Dataset:
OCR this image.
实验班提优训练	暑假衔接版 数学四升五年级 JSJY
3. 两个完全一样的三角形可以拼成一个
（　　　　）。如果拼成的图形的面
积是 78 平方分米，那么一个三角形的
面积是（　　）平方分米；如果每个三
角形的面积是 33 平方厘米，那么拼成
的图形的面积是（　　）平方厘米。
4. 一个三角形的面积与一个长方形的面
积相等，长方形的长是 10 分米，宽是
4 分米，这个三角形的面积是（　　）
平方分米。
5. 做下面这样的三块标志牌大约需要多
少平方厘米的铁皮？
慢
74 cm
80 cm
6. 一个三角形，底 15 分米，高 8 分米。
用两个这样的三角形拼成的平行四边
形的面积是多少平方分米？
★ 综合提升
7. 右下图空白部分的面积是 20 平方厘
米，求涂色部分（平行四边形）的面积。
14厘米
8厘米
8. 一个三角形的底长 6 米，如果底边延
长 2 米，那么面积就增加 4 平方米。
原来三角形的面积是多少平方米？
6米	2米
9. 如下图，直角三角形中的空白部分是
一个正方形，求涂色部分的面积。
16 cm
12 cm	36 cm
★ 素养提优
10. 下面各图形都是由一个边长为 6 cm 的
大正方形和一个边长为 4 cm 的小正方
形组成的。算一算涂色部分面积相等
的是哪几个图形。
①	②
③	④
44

---

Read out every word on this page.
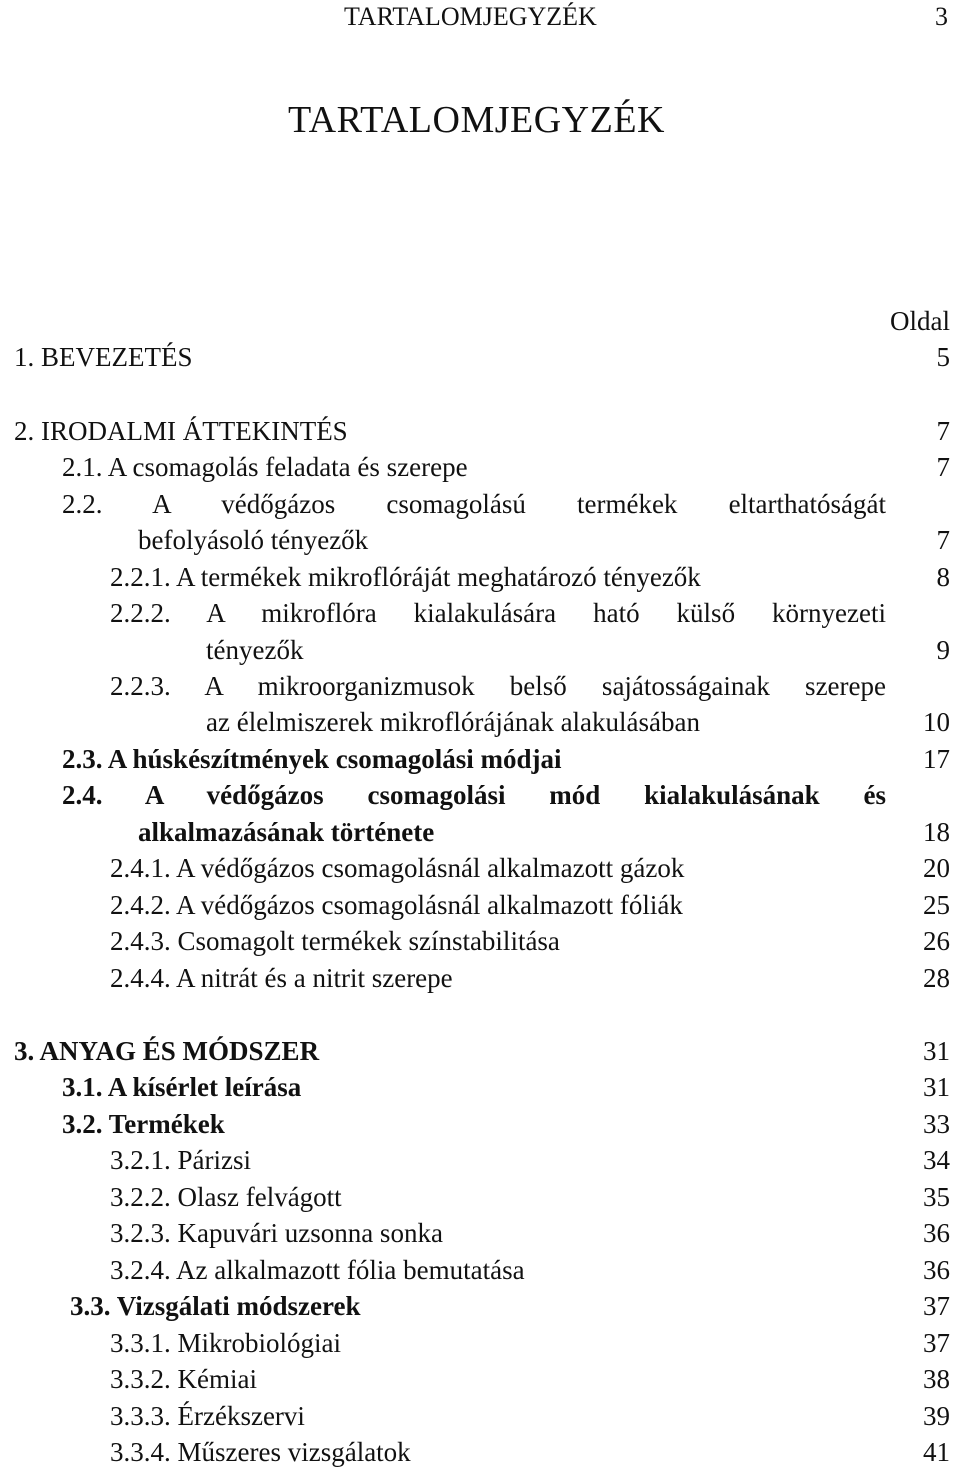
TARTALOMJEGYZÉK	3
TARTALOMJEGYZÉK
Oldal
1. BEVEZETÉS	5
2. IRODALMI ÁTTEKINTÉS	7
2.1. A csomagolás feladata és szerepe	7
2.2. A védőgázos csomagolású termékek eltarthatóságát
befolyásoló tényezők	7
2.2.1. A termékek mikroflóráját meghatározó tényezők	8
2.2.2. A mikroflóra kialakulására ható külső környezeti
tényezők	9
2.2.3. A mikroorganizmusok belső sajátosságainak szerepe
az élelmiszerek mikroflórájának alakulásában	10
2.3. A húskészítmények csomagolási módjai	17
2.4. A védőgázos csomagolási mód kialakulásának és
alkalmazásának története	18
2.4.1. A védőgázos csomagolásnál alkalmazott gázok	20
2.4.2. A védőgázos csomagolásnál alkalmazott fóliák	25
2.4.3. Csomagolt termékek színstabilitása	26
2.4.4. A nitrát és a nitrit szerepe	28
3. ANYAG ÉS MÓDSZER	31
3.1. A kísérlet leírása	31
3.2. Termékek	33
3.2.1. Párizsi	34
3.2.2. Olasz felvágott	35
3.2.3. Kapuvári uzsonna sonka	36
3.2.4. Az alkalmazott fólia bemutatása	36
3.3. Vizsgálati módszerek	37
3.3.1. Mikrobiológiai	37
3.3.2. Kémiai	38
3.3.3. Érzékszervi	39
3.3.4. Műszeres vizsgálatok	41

What this task involves: State how many lines of the material contain the string "csomagolásnál", with no other words.

Written reply: 2